--- Excerpted records ---
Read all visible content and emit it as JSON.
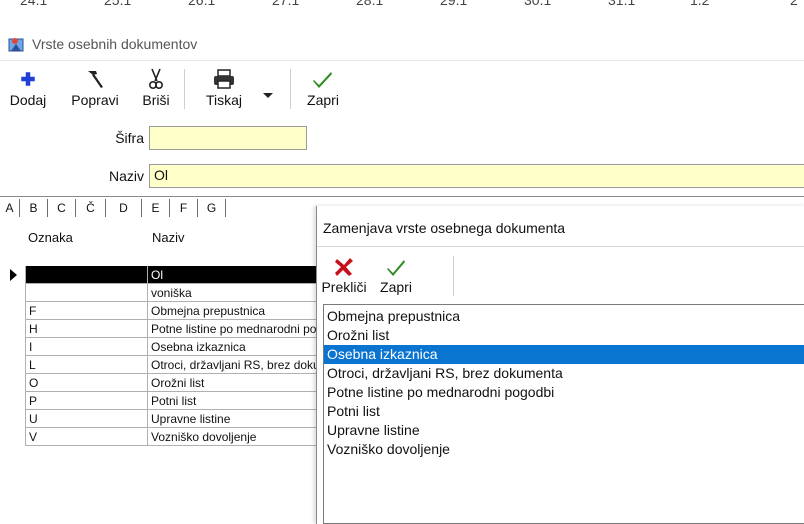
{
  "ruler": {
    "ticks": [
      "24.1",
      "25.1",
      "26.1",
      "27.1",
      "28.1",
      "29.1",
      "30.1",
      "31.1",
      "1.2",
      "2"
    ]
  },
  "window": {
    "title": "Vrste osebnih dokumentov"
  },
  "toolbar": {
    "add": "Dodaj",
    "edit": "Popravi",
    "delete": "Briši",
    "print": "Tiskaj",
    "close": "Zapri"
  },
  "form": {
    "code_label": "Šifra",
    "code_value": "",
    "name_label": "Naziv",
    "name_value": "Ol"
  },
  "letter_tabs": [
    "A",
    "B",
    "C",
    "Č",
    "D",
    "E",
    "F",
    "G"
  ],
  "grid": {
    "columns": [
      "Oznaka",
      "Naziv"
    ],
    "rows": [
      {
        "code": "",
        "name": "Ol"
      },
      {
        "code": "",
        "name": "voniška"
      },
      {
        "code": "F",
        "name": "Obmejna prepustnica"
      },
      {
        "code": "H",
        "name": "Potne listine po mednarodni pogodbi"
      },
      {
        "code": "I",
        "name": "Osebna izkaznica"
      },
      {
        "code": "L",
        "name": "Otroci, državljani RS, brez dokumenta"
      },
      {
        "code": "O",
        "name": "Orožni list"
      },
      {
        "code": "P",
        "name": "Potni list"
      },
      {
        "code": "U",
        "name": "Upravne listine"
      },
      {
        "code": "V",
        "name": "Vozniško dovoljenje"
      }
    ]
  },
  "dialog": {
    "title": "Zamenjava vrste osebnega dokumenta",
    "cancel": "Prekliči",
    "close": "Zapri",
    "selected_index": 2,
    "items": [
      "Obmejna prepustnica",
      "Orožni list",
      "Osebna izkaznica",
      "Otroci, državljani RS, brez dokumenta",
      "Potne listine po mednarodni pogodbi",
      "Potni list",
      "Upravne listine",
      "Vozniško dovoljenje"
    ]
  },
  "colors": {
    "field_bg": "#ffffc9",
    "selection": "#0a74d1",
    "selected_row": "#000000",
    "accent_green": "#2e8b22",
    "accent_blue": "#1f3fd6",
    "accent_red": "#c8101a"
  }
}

--- The exercise ---
Which lines of the material contain the string "dokumenta"? List each of them.

--- Final result ---
        "name": "Otroci, državljani RS, brez dokumenta"
    "title": "Zamenjava vrste osebnega dokumenta",
      "Otroci, državljani RS, brez dokumenta",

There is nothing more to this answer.